→ **Task directions**
In the entries below, find the lines that contain the word "Appearance" and copy them.

→ **Materials provided**
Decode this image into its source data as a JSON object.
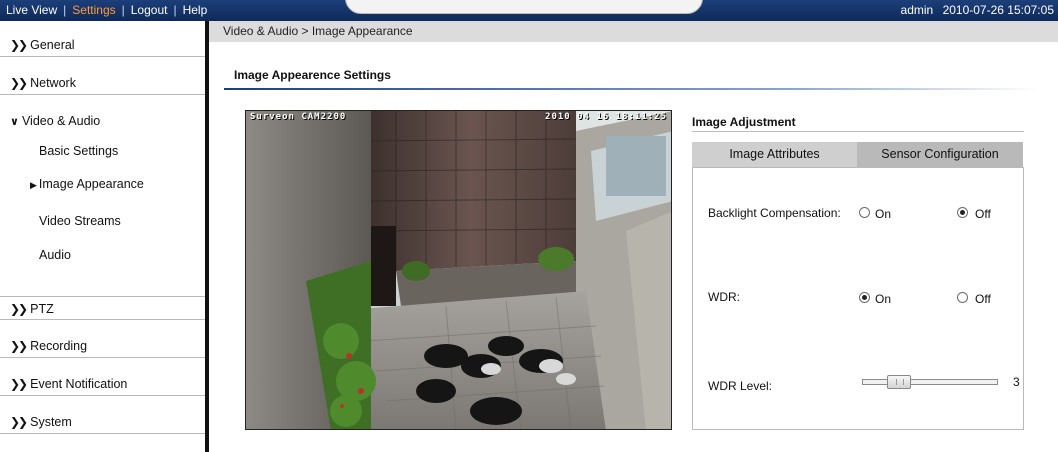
{
  "topbar": {
    "nav": [
      "Live View",
      "Settings",
      "Logout",
      "Help"
    ],
    "separator": "|",
    "active": "Settings",
    "user": "admin",
    "datetime": "2010-07-26 15:07:05",
    "active_color": "#ff9a3c"
  },
  "sidebar": {
    "sections": [
      {
        "label": "General",
        "icon": "double-chevron-right-icon"
      },
      {
        "label": "Network",
        "icon": "double-chevron-right-icon"
      },
      {
        "label": "Video & Audio",
        "icon": "double-chevron-down-icon",
        "expanded": true
      },
      {
        "label": "PTZ",
        "icon": "double-chevron-right-icon"
      },
      {
        "label": "Recording",
        "icon": "double-chevron-right-icon"
      },
      {
        "label": "Event Notification",
        "icon": "double-chevron-right-icon"
      },
      {
        "label": "System",
        "icon": "double-chevron-right-icon"
      }
    ],
    "subitems": [
      "Basic Settings",
      "Image Appearance",
      "Video Streams",
      "Audio"
    ],
    "current_subitem": "Image Appearance"
  },
  "breadcrumb": "Video & Audio > Image Appearance",
  "page_title": "Image Appearence Settings",
  "preview": {
    "osd_left": "Surveon CAM2200",
    "osd_right": "2010 04 16  18:11:25"
  },
  "adjustment": {
    "title": "Image Adjustment",
    "tabs": [
      "Image Attributes",
      "Sensor Configuration"
    ],
    "active_tab": "Image Attributes",
    "backlight": {
      "label": "Backlight Compensation:",
      "on": "On",
      "off": "Off",
      "selected": "Off"
    },
    "wdr": {
      "label": "WDR:",
      "on": "On",
      "off": "Off",
      "selected": "On"
    },
    "wdr_level": {
      "label": "WDR Level:",
      "value": "3",
      "min": 1,
      "max": 10
    }
  }
}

→ **Exercise result**
      "Image Appearance",
    "current_subitem": "Image Appearance"
  "breadcrumb": "Video & Audio > Image Appearance",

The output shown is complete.